[Directions for this task] All entries below need to be written out exactly, but without their pictures.

[Entries provided]

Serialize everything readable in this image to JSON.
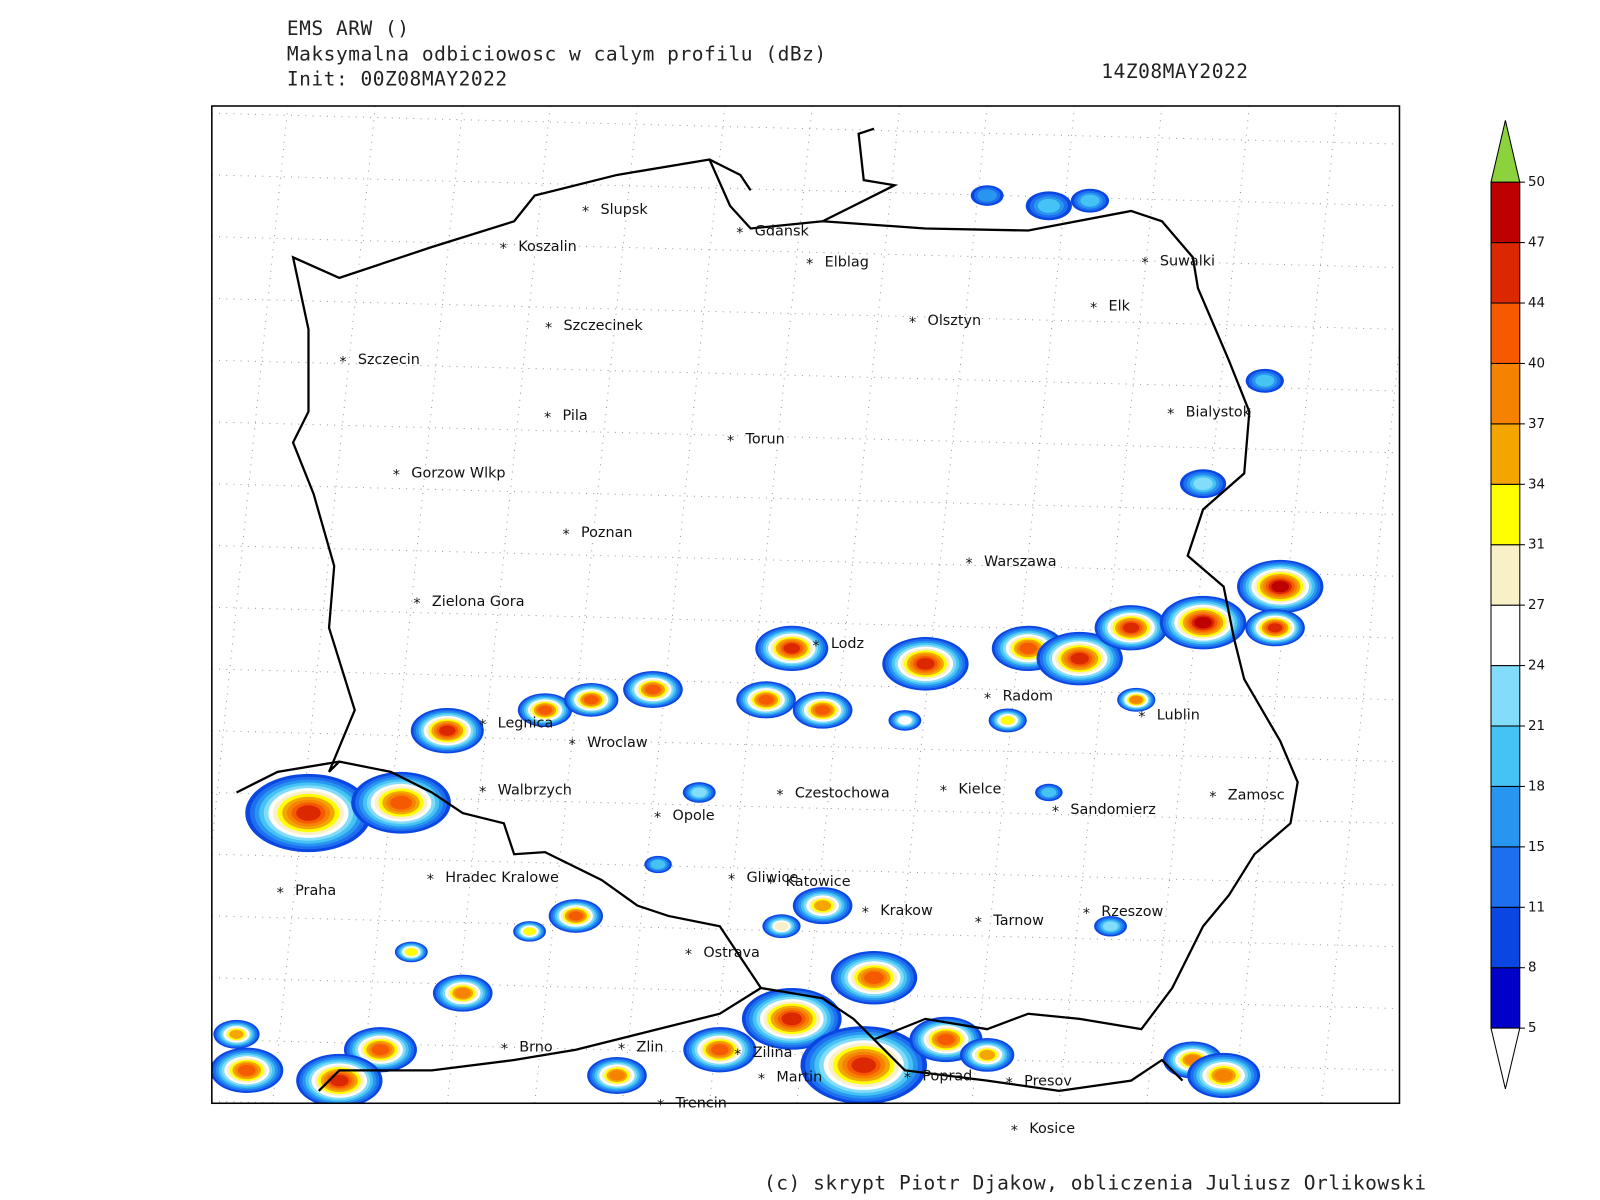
{
  "header": {
    "model": "EMS ARW ()",
    "description": "Maksymalna odbiciowosc w calym profilu (dBz)",
    "init": "Init: 00Z08MAY2022",
    "valid": "14Z08MAY2022"
  },
  "cities": [
    "Slupsk",
    "Koszalin",
    "Gdansk",
    "Elblag",
    "Suwalki",
    "Elk",
    "Olsztyn",
    "Szczecinek",
    "Szczecin",
    "Bialystok",
    "Pila",
    "Torun",
    "Gorzow Wlkp",
    "Poznan",
    "Warszawa",
    "Zielona Gora",
    "Lodz",
    "Radom",
    "Lublin",
    "Legnica",
    "Wroclaw",
    "Walbrzych",
    "Czestochowa",
    "Kielce",
    "Zamosc",
    "Opole",
    "Sandomierz",
    "Praha",
    "Hradec Kralowe",
    "Gliwice",
    "Katowice",
    "Krakow",
    "Tarnow",
    "Rzeszow",
    "Ostrava",
    "Brno",
    "Zlin",
    "Zilina",
    "Martin",
    "Poprad",
    "Presov",
    "Trencin",
    "Kosice"
  ],
  "colorbar": {
    "levels": [
      5,
      8,
      11,
      15,
      18,
      21,
      24,
      27,
      31,
      34,
      37,
      40,
      44,
      47,
      50
    ],
    "colors": [
      "#0000c8",
      "#0a46e1",
      "#1e6ef0",
      "#2896f0",
      "#46c3f5",
      "#82dcfa",
      "#ffffff",
      "#faf0c8",
      "#ffff00",
      "#f5a500",
      "#f58200",
      "#f55a00",
      "#dc2800",
      "#be0000"
    ],
    "under_color": "#ffffff",
    "over_color": "#8cd23c"
  },
  "footer": "(c) skrypt Piotr Djakow, obliczenia Juliusz Orlikowski"
}
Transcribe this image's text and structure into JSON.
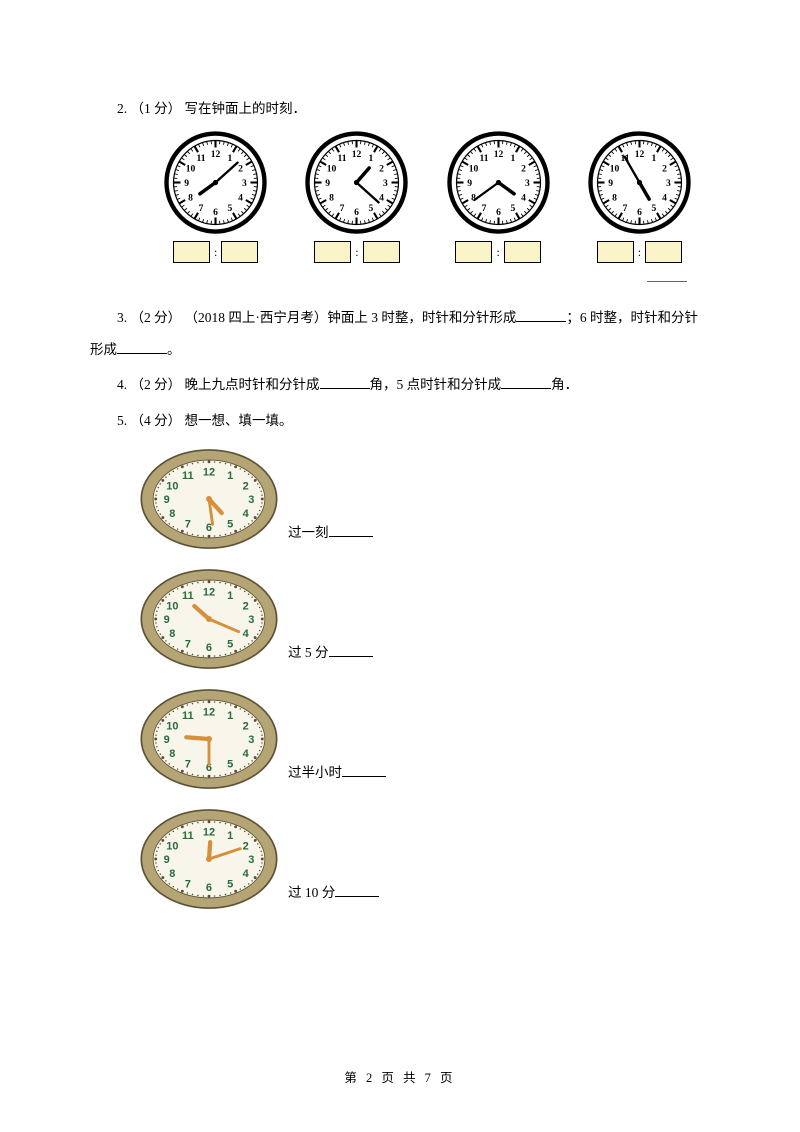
{
  "q2": {
    "label": "2. （1 分） 写在钟面上的时刻．",
    "clock_outer": "#000000",
    "clock_face": "#ffffff",
    "clock_text": "#000000",
    "box_bg": "#f8f4c8",
    "clocks": [
      {
        "hour_angle": 234,
        "min_angle": 48
      },
      {
        "hour_angle": 41,
        "min_angle": 132
      },
      {
        "hour_angle": 126,
        "min_angle": 234
      },
      {
        "hour_angle": 150,
        "min_angle": 330
      }
    ]
  },
  "q3": {
    "text_a": "3. （2 分） （2018 四上·西宁月考）钟面上 3 时整，时针和分针形成",
    "text_b": "；6 时整，时针和分针",
    "text_c": "形成",
    "text_d": "。"
  },
  "q4": {
    "text_a": "4. （2 分） 晚上九点时针和分针成",
    "text_b": "角，5 点时针和分针成",
    "text_c": "角．"
  },
  "q5": {
    "label": "5. （4 分） 想一想、填一填。",
    "oval_fill": "#b5a574",
    "oval_face": "#f8f5ea",
    "oval_text": "#286b3c",
    "oval_hand": "#d68f3a",
    "oval_rim": "#5c5338",
    "items": [
      {
        "hour_angle": 146,
        "min_angle": 174,
        "label": "过一刻"
      },
      {
        "hour_angle": 320,
        "min_angle": 120,
        "label": "过 5 分"
      },
      {
        "hour_angle": 276,
        "min_angle": 180,
        "label": "过半小时"
      },
      {
        "hour_angle": 3,
        "min_angle": 66,
        "label": "过 10 分"
      }
    ]
  },
  "footer": "第 2 页 共 7 页"
}
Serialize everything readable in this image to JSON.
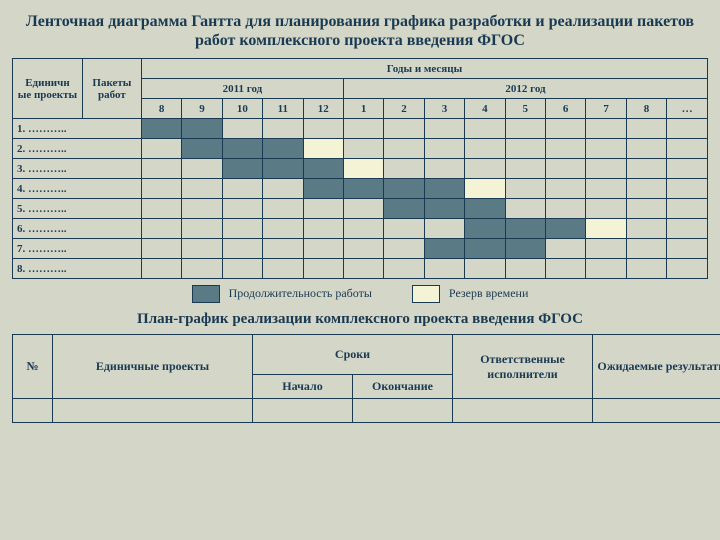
{
  "title": "Ленточная диаграмма Гантта для планирования графика разработки  и реализации  пакетов работ комплексного проекта введения ФГОС",
  "colors": {
    "work": "#5a7a85",
    "reserve": "#f5f3d6",
    "border": "#1a3a52",
    "bg": "#d4d6c8"
  },
  "gantt": {
    "col1": "Единичн\nые проекты",
    "col2": "Пакеты работ",
    "group_header": "Годы  и месяцы",
    "year1": "2011 год",
    "year2": "2012 год",
    "months": [
      "8",
      "9",
      "10",
      "11",
      "12",
      "1",
      "2",
      "3",
      "4",
      "5",
      "6",
      "7",
      "8",
      "…"
    ],
    "rows": [
      {
        "label": "1. ………..",
        "cells": [
          "w",
          "w",
          "",
          "",
          "",
          "",
          "",
          "",
          "",
          "",
          "",
          "",
          "",
          ""
        ]
      },
      {
        "label": "2. ………..",
        "cells": [
          "",
          "w",
          "w",
          "w",
          "r",
          "",
          "",
          "",
          "",
          "",
          "",
          "",
          "",
          ""
        ]
      },
      {
        "label": "3. ………..",
        "cells": [
          "",
          "",
          "w",
          "w",
          "w",
          "r",
          "",
          "",
          "",
          "",
          "",
          "",
          "",
          ""
        ]
      },
      {
        "label": "4. ………..",
        "cells": [
          "",
          "",
          "",
          "",
          "w",
          "w",
          "w",
          "w",
          "r",
          "",
          "",
          "",
          "",
          ""
        ]
      },
      {
        "label": "5. ………..",
        "cells": [
          "",
          "",
          "",
          "",
          "",
          "",
          "w",
          "w",
          "w",
          "",
          "",
          "",
          "",
          ""
        ]
      },
      {
        "label": "6. ………..",
        "cells": [
          "",
          "",
          "",
          "",
          "",
          "",
          "",
          "",
          "w",
          "w",
          "w",
          "r",
          "",
          ""
        ]
      },
      {
        "label": "7. ………..",
        "cells": [
          "",
          "",
          "",
          "",
          "",
          "",
          "",
          "w",
          "w",
          "w",
          "",
          "",
          "",
          ""
        ]
      },
      {
        "label": "8. ………..",
        "cells": [
          "",
          "",
          "",
          "",
          "",
          "",
          "",
          "",
          "",
          "",
          "",
          "",
          "",
          ""
        ]
      }
    ]
  },
  "legend": {
    "work": "Продолжительность работы",
    "reserve": "Резерв времени"
  },
  "subtitle": "План-график реализации комплексного проекта введения ФГОС",
  "plan": {
    "cols": {
      "num": "№",
      "proj": "Единичные проекты",
      "dates": "Сроки",
      "resp": "Ответственные исполнители",
      "results": "Ожидаемые результаты",
      "start": "Начало",
      "end": "Окончание"
    }
  }
}
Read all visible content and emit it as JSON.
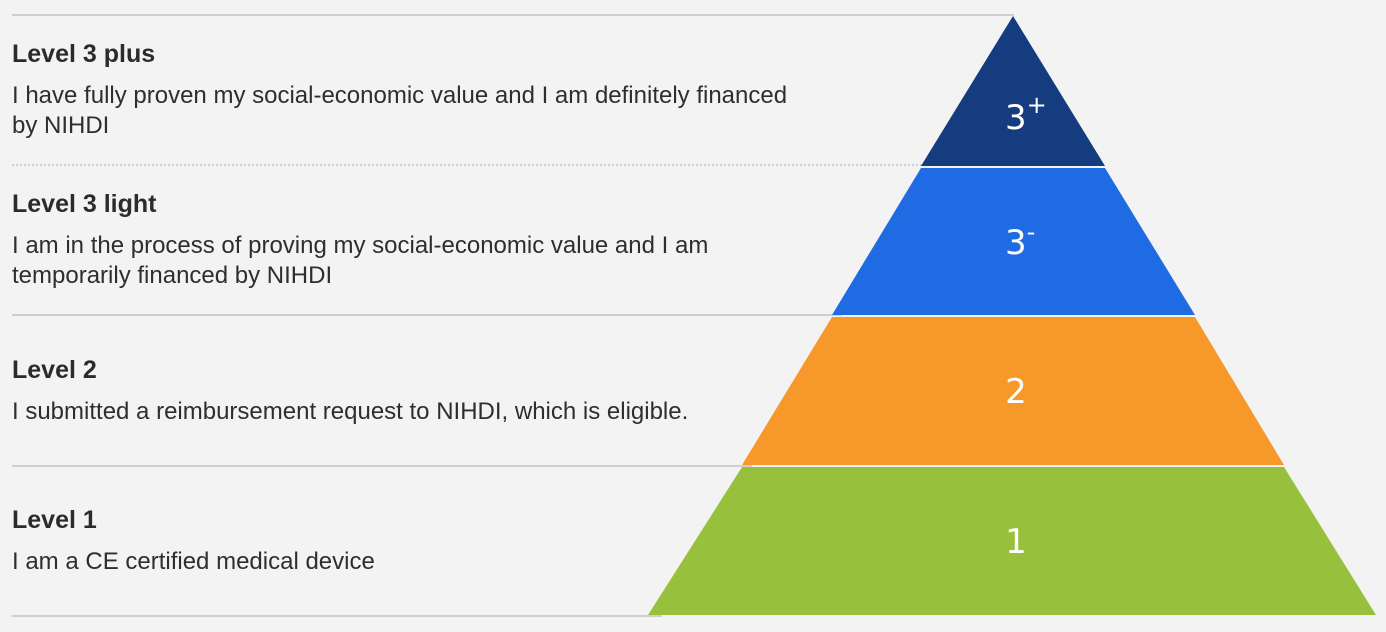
{
  "levels": [
    {
      "title": "Level 3 plus",
      "description": "I have fully proven my social-economic value and I am definitely financed by NIHDI"
    },
    {
      "title": "Level 3 light",
      "description": "I am in the process of proving my social-economic value and I am temporarily financed by NIHDI"
    },
    {
      "title": "Level 2",
      "description": "I submitted a reimbursement request to NIHDI, which is eligible."
    },
    {
      "title": "Level 1",
      "description": "I am a CE certified medical device"
    }
  ],
  "pyramid": {
    "tiers": [
      {
        "label": "3",
        "superscript": "+",
        "color": "#143c7e"
      },
      {
        "label": "3",
        "superscript": "-",
        "color": "#1f6be3"
      },
      {
        "label": "2",
        "superscript": "",
        "color": "#f7982a"
      },
      {
        "label": "1",
        "superscript": "",
        "color": "#97c13c"
      }
    ]
  }
}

[Task answer]
Serialize everything readable in this image to JSON.
{
  "header": {
    "model": "EMS ARW ()",
    "description": "Maksymalna odbiciowosc w calym profilu (dBz)",
    "init": "Init: 00Z08MAY2022",
    "valid": "14Z08MAY2022"
  },
  "cities": [
    "Slupsk",
    "Koszalin",
    "Gdansk",
    "Elblag",
    "Suwalki",
    "Elk",
    "Olsztyn",
    "Szczecinek",
    "Szczecin",
    "Bialystok",
    "Pila",
    "Torun",
    "Gorzow Wlkp",
    "Poznan",
    "Warszawa",
    "Zielona Gora",
    "Lodz",
    "Radom",
    "Lublin",
    "Legnica",
    "Wroclaw",
    "Walbrzych",
    "Czestochowa",
    "Kielce",
    "Zamosc",
    "Opole",
    "Sandomierz",
    "Praha",
    "Hradec Kralowe",
    "Gliwice",
    "Katowice",
    "Krakow",
    "Tarnow",
    "Rzeszow",
    "Ostrava",
    "Brno",
    "Zlin",
    "Zilina",
    "Martin",
    "Poprad",
    "Presov",
    "Trencin",
    "Kosice"
  ],
  "colorbar": {
    "levels": [
      5,
      8,
      11,
      15,
      18,
      21,
      24,
      27,
      31,
      34,
      37,
      40,
      44,
      47,
      50
    ],
    "colors": [
      "#0000c8",
      "#0a46e1",
      "#1e6ef0",
      "#2896f0",
      "#46c3f5",
      "#82dcfa",
      "#ffffff",
      "#faf0c8",
      "#ffff00",
      "#f5a500",
      "#f58200",
      "#f55a00",
      "#dc2800",
      "#be0000"
    ],
    "under_color": "#ffffff",
    "over_color": "#8cd23c"
  },
  "footer": "(c) skrypt Piotr Djakow, obliczenia Juliusz Orlikowski"
}
Transcribe this image's text and structure into JSON.
{
  "q2": {
    "label": "2. （1 分） 写在钟面上的时刻．",
    "clock_outer": "#000000",
    "clock_face": "#ffffff",
    "clock_text": "#000000",
    "box_bg": "#f8f4c8",
    "clocks": [
      {
        "hour_angle": 234,
        "min_angle": 48
      },
      {
        "hour_angle": 41,
        "min_angle": 132
      },
      {
        "hour_angle": 126,
        "min_angle": 234
      },
      {
        "hour_angle": 150,
        "min_angle": 330
      }
    ]
  },
  "q3": {
    "text_a": "3. （2 分） （2018 四上·西宁月考）钟面上 3 时整，时针和分针形成",
    "text_b": "；6 时整，时针和分针",
    "text_c": "形成",
    "text_d": "。"
  },
  "q4": {
    "text_a": "4. （2 分） 晚上九点时针和分针成",
    "text_b": "角，5 点时针和分针成",
    "text_c": "角．"
  },
  "q5": {
    "label": "5. （4 分） 想一想、填一填。",
    "oval_fill": "#b5a574",
    "oval_face": "#f8f5ea",
    "oval_text": "#286b3c",
    "oval_hand": "#d68f3a",
    "oval_rim": "#5c5338",
    "items": [
      {
        "hour_angle": 146,
        "min_angle": 174,
        "label": "过一刻"
      },
      {
        "hour_angle": 320,
        "min_angle": 120,
        "label": "过 5 分"
      },
      {
        "hour_angle": 276,
        "min_angle": 180,
        "label": "过半小时"
      },
      {
        "hour_angle": 3,
        "min_angle": 66,
        "label": "过 10 分"
      }
    ]
  },
  "footer": "第 2 页 共 7 页"
}
Serialize everything readable in this image to JSON.
{
  "title": "Ленточная диаграмма Гантта для планирования графика разработки  и реализации  пакетов работ комплексного проекта введения ФГОС",
  "colors": {
    "work": "#5a7a85",
    "reserve": "#f5f3d6",
    "border": "#1a3a52",
    "bg": "#d4d6c8"
  },
  "gantt": {
    "col1": "Единичн\nые проекты",
    "col2": "Пакеты работ",
    "group_header": "Годы  и месяцы",
    "year1": "2011 год",
    "year2": "2012 год",
    "months": [
      "8",
      "9",
      "10",
      "11",
      "12",
      "1",
      "2",
      "3",
      "4",
      "5",
      "6",
      "7",
      "8",
      "…"
    ],
    "rows": [
      {
        "label": "1. ………..",
        "cells": [
          "w",
          "w",
          "",
          "",
          "",
          "",
          "",
          "",
          "",
          "",
          "",
          "",
          "",
          ""
        ]
      },
      {
        "label": "2. ………..",
        "cells": [
          "",
          "w",
          "w",
          "w",
          "r",
          "",
          "",
          "",
          "",
          "",
          "",
          "",
          "",
          ""
        ]
      },
      {
        "label": "3. ………..",
        "cells": [
          "",
          "",
          "w",
          "w",
          "w",
          "r",
          "",
          "",
          "",
          "",
          "",
          "",
          "",
          ""
        ]
      },
      {
        "label": "4. ………..",
        "cells": [
          "",
          "",
          "",
          "",
          "w",
          "w",
          "w",
          "w",
          "r",
          "",
          "",
          "",
          "",
          ""
        ]
      },
      {
        "label": "5. ………..",
        "cells": [
          "",
          "",
          "",
          "",
          "",
          "",
          "w",
          "w",
          "w",
          "",
          "",
          "",
          "",
          ""
        ]
      },
      {
        "label": "6. ………..",
        "cells": [
          "",
          "",
          "",
          "",
          "",
          "",
          "",
          "",
          "w",
          "w",
          "w",
          "r",
          "",
          ""
        ]
      },
      {
        "label": "7. ………..",
        "cells": [
          "",
          "",
          "",
          "",
          "",
          "",
          "",
          "w",
          "w",
          "w",
          "",
          "",
          "",
          ""
        ]
      },
      {
        "label": "8. ………..",
        "cells": [
          "",
          "",
          "",
          "",
          "",
          "",
          "",
          "",
          "",
          "",
          "",
          "",
          "",
          ""
        ]
      }
    ]
  },
  "legend": {
    "work": "Продолжительность работы",
    "reserve": "Резерв времени"
  },
  "subtitle": "План-график реализации комплексного проекта введения ФГОС",
  "plan": {
    "cols": {
      "num": "№",
      "proj": "Единичные проекты",
      "dates": "Сроки",
      "resp": "Ответственные исполнители",
      "results": "Ожидаемые результаты",
      "start": "Начало",
      "end": "Окончание"
    }
  }
}
Read all visible content and emit it as JSON.
{
  "levels": [
    {
      "title": "Level 3 plus",
      "description": "I have fully proven my social-economic value and I am definitely financed by NIHDI"
    },
    {
      "title": "Level 3 light",
      "description": "I am in the process of proving my social-economic value and I am temporarily financed by NIHDI"
    },
    {
      "title": "Level 2",
      "description": "I submitted a reimbursement request to NIHDI, which is eligible."
    },
    {
      "title": "Level 1",
      "description": "I am a CE certified medical device"
    }
  ],
  "pyramid": {
    "tiers": [
      {
        "label": "3",
        "superscript": "+",
        "color": "#143c7e"
      },
      {
        "label": "3",
        "superscript": "-",
        "color": "#1f6be3"
      },
      {
        "label": "2",
        "superscript": "",
        "color": "#f7982a"
      },
      {
        "label": "1",
        "superscript": "",
        "color": "#97c13c"
      }
    ]
  }
}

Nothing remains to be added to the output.